> [Work to complete]:
Print the listing as it stands, omitting all images.

> [Figure record extracts]:

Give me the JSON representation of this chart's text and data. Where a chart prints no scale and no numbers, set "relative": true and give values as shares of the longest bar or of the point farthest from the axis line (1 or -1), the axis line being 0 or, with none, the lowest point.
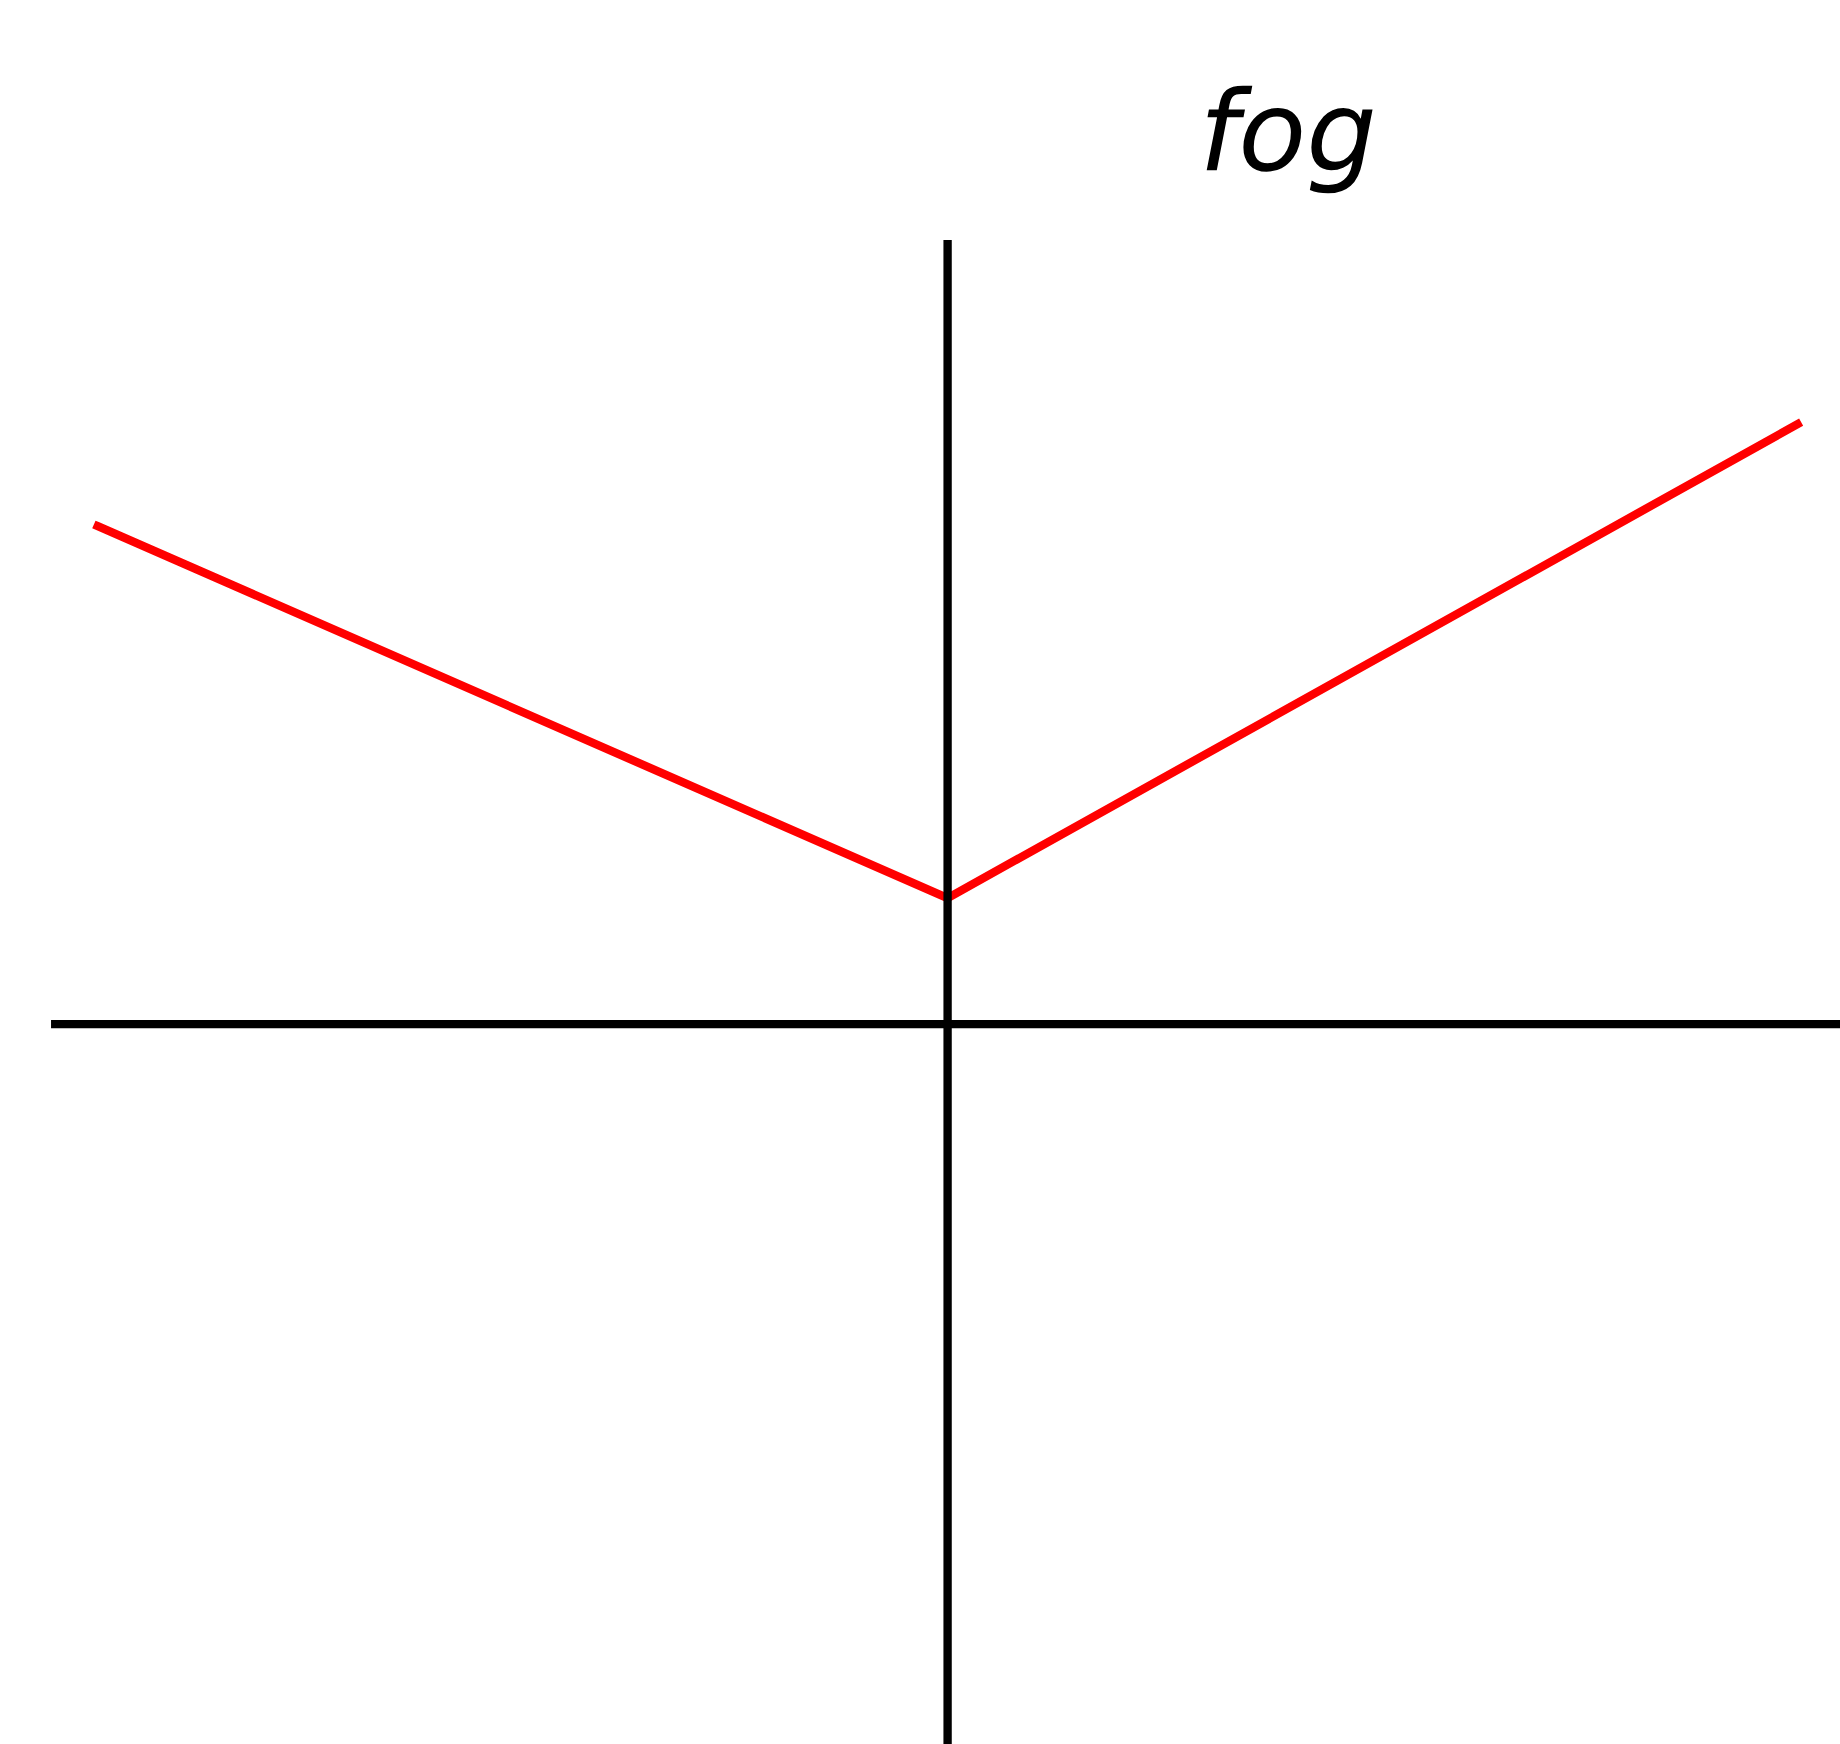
{
  "chart_data": {
    "type": "line",
    "title": "fog",
    "relative": true,
    "categories": [
      null,
      null,
      null
    ],
    "series": [
      {
        "color": "#ff0000",
        "values": [
          0.83,
          0.21,
          1
        ]
      }
    ],
    "grid": false,
    "legend": false
  }
}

> [Response to the task]:
Give me the JSON representation of this chart's text and data. Where a chart prints no scale and no numbers, set "relative": true and give values as shares of the longest bar or of the point farthest from the axis line (1 or -1), the axis line being 0 or, with none, the lowest point.
{
  "chart_data": {
    "type": "line",
    "title": "fog",
    "relative": true,
    "categories": [
      null,
      null,
      null
    ],
    "series": [
      {
        "color": "#ff0000",
        "values": [
          0.83,
          0.21,
          1
        ]
      }
    ],
    "grid": false,
    "legend": false
  }
}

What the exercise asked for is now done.